(Exercise instructions) Write out every entry exactly as it appears.

(Excerpts from a dataset)

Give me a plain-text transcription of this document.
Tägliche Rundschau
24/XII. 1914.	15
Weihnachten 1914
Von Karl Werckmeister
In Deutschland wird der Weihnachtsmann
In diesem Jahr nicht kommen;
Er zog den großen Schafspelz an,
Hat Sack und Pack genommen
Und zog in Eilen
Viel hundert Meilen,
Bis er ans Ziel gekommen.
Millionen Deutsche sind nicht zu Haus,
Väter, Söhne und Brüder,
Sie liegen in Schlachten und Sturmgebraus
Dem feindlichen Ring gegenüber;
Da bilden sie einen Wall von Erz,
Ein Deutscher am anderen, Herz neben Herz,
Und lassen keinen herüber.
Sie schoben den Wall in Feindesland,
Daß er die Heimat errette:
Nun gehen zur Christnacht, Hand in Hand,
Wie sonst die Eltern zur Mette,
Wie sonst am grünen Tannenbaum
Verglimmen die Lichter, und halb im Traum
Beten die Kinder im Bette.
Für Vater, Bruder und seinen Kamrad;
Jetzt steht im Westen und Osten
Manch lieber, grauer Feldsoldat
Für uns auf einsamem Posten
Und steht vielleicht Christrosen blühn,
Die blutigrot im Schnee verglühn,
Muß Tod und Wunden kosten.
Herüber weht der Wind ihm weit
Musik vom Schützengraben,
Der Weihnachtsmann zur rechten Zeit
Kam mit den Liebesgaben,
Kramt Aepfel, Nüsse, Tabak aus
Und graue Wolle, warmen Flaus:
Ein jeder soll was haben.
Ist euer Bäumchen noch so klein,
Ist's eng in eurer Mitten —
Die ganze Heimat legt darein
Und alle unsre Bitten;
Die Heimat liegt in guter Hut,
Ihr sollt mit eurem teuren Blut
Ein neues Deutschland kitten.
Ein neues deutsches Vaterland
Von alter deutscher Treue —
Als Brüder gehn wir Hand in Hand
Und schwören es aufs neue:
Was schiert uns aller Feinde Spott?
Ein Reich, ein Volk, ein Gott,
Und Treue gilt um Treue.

(Result for this task)
Give me a plain-text transcription of this document.
Tägliche Rundschau
24/XII. 1914.	15
Weihnachten 1914
Von Karl Werckmeister
In Deutschland wird der Weihnachtsmann
In diesem Jahr nicht kommen;
Er zog den großen Schafspelz an,
Hat Sack und Pack genommen
Und zog in Eilen
Viel hundert Meilen,
Bis er ans Ziel gekommen.
Millionen Deutsche sind nicht zu Haus,
Väter, Söhne und Brüder,
Sie liegen in Schlachten und Sturmgebraus
Dem feindlichen Ring gegenüber;
Da bilden sie einen Wall von Erz,
Ein Deutscher am anderen, Herz neben Herz,
Und lassen keinen herüber.
Sie schoben den Wall in Feindesland,
Daß er die Heimat errette:
Nun gehen zur Christnacht, Hand in Hand,
Wie sonst die Eltern zur Mette,
Wie sonst am grünen Tannenbaum
Verglimmen die Lichter, und halb im Traum
Beten die Kinder im Bette.
Für Vater, Bruder und seinen Kamrad;
Jetzt steht im Westen und Osten
Manch lieber, grauer Feldsoldat
Für uns auf einsamem Posten
Und steht vielleicht Christrosen blühn,
Die blutigrot im Schnee verglühn,
Muß Tod und Wunden kosten.
Herüber weht der Wind ihm weit
Musik vom Schützengraben,
Der Weihnachtsmann zur rechten Zeit
Kam mit den Liebesgaben,
Kramt Aepfel, Nüsse, Tabak aus
Und graue Wolle, warmen Flaus:
Ein jeder soll was haben.
Ist euer Bäumchen noch so klein,
Ist's eng in eurer Mitten —
Die ganze Heimat legt darein
Und alle unsre Bitten;
Die Heimat liegt in guter Hut,
Ihr sollt mit eurem teuren Blut
Ein neues Deutschland kitten.
Ein neues deutsches Vaterland
Von alter deutscher Treue —
Als Brüder gehn wir Hand in Hand
Und schwören es aufs neue:
Was schiert uns aller Feinde Spott?
Ein Reich, ein Volk, ein Gott,
Und Treue gilt um Treue.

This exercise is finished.